# [Provided records]
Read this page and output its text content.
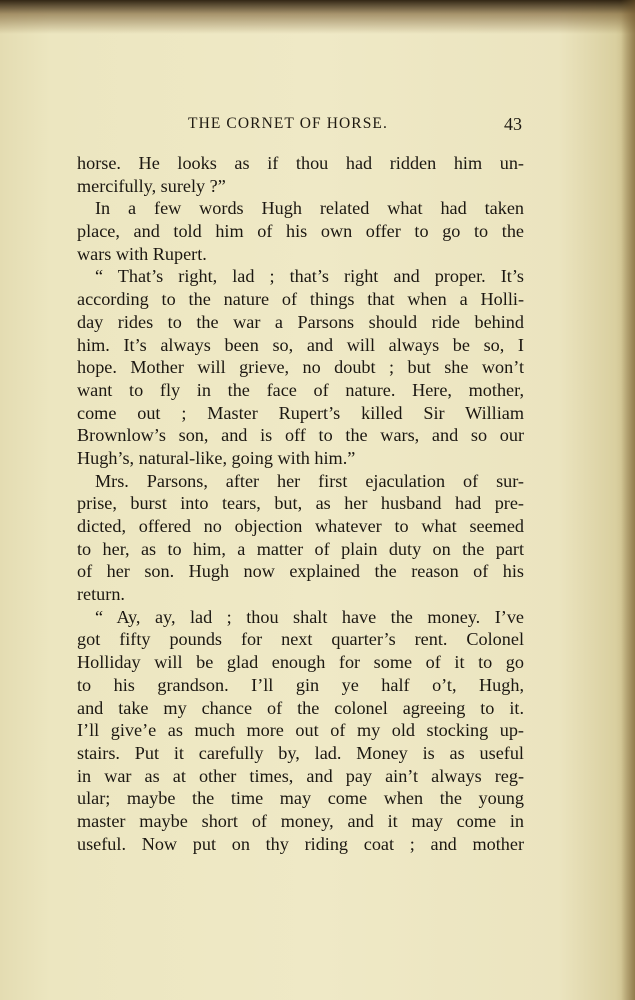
THE CORNET OF HORSE.	43
horse. He looks as if thou had ridden him un-
mercifully, surely ?”
In a few words Hugh related what had taken
place, and told him of his own offer to go to the
wars with Rupert.
“ That’s right, lad ; that’s right and proper. It’s
according to the nature of things that when a Holli-
day rides to the war a Parsons should ride behind
him. It’s always been so, and will always be so, I
hope. Mother will grieve, no doubt ; but she won’t
want to fly in the face of nature. Here, mother,
come out ; Master Rupert’s killed Sir William
Brownlow’s son, and is off to the wars, and so our
Hugh’s, natural-like, going with him.”
Mrs. Parsons, after her first ejaculation of sur-
prise, burst into tears, but, as her husband had pre-
dicted, offered no objection whatever to what seemed
to her, as to him, a matter of plain duty on the part
of her son. Hugh now explained the reason of his
return.
“ Ay, ay, lad ; thou shalt have the money. I’ve
got fifty pounds for next quarter’s rent. Colonel
Holliday will be glad enough for some of it to go
to his grandson. I’ll gin ye half o’t, Hugh,
and take my chance of the colonel agreeing to it.
I’ll give’e as much more out of my old stocking up-
stairs. Put it carefully by, lad. Money is as useful
in war as at other times, and pay ain’t always reg-
ular; maybe the time may come when the young
master maybe short of money, and it may come in
useful. Now put on thy riding coat ; and mother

# [Work instructions]
Pictures don't belong in the copy. Restate all the entries exactly.

# [Answer to the exercise]
Read this page and output its text content.
THE CORNET OF HORSE.	43
horse. He looks as if thou had ridden him un-
mercifully, surely ?”
In a few words Hugh related what had taken
place, and told him of his own offer to go to the
wars with Rupert.
“ That’s right, lad ; that’s right and proper. It’s
according to the nature of things that when a Holli-
day rides to the war a Parsons should ride behind
him. It’s always been so, and will always be so, I
hope. Mother will grieve, no doubt ; but she won’t
want to fly in the face of nature. Here, mother,
come out ; Master Rupert’s killed Sir William
Brownlow’s son, and is off to the wars, and so our
Hugh’s, natural-like, going with him.”
Mrs. Parsons, after her first ejaculation of sur-
prise, burst into tears, but, as her husband had pre-
dicted, offered no objection whatever to what seemed
to her, as to him, a matter of plain duty on the part
of her son. Hugh now explained the reason of his
return.
“ Ay, ay, lad ; thou shalt have the money. I’ve
got fifty pounds for next quarter’s rent. Colonel
Holliday will be glad enough for some of it to go
to his grandson. I’ll gin ye half o’t, Hugh,
and take my chance of the colonel agreeing to it.
I’ll give’e as much more out of my old stocking up-
stairs. Put it carefully by, lad. Money is as useful
in war as at other times, and pay ain’t always reg-
ular; maybe the time may come when the young
master maybe short of money, and it may come in
useful. Now put on thy riding coat ; and mother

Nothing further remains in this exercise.